Challenge: Pick out every line holding the string "many" and copy it.
>>
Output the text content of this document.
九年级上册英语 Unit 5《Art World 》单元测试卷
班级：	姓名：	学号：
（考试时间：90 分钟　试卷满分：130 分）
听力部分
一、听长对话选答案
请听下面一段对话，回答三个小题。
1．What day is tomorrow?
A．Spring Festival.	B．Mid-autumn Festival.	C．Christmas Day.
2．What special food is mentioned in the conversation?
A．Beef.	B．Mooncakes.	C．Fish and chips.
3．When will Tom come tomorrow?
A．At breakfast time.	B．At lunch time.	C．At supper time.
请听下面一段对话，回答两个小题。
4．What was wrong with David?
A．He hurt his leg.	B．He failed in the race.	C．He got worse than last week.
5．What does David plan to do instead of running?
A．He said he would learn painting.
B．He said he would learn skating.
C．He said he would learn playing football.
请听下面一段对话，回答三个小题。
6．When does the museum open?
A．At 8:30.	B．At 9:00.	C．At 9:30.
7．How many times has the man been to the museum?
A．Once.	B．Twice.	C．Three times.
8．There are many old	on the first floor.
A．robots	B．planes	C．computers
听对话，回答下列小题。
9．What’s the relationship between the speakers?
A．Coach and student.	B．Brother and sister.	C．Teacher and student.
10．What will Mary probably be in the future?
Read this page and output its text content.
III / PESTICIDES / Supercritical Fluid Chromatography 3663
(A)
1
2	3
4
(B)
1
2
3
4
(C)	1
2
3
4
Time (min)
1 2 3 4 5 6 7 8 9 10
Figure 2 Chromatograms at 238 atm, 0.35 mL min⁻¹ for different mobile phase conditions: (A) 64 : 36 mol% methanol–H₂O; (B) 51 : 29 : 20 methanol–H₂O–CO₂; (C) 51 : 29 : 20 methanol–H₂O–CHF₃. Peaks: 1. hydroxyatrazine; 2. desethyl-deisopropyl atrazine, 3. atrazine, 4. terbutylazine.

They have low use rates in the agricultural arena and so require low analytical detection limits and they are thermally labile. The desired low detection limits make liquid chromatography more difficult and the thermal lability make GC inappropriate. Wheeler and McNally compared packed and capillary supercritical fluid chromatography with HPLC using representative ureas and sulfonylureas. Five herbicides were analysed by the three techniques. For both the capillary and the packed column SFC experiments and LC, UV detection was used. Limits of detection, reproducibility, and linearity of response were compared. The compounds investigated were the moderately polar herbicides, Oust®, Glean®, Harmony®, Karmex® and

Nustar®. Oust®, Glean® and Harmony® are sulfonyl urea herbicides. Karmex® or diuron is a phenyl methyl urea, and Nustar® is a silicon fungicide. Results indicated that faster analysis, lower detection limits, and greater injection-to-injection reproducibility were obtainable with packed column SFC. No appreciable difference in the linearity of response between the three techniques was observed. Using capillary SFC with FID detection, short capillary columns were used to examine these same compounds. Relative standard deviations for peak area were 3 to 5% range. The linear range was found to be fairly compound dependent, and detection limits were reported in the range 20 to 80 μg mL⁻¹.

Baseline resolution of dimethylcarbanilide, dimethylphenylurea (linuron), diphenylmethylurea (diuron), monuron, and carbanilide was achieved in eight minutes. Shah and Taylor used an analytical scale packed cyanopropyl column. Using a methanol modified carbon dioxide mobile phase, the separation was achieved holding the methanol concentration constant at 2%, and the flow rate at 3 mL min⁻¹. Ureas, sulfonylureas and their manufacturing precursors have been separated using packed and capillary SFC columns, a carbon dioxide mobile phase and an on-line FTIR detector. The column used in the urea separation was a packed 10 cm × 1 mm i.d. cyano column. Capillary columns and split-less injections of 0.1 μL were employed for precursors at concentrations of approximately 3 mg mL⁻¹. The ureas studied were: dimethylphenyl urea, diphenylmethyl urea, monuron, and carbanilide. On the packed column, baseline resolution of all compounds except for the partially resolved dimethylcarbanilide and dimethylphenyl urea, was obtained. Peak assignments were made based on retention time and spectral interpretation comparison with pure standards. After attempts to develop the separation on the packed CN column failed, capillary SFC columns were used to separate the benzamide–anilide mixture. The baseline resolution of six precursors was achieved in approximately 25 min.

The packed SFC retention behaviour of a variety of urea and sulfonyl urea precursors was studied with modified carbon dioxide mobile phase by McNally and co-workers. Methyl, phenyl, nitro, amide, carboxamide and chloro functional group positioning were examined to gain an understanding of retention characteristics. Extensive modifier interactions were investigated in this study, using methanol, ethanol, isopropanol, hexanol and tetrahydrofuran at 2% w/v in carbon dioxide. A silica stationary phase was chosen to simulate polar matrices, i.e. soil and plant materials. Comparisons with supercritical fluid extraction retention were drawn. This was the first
<<
Full solution:
7．How many times has the man been to the museum?
8．There are many old	on the first floor.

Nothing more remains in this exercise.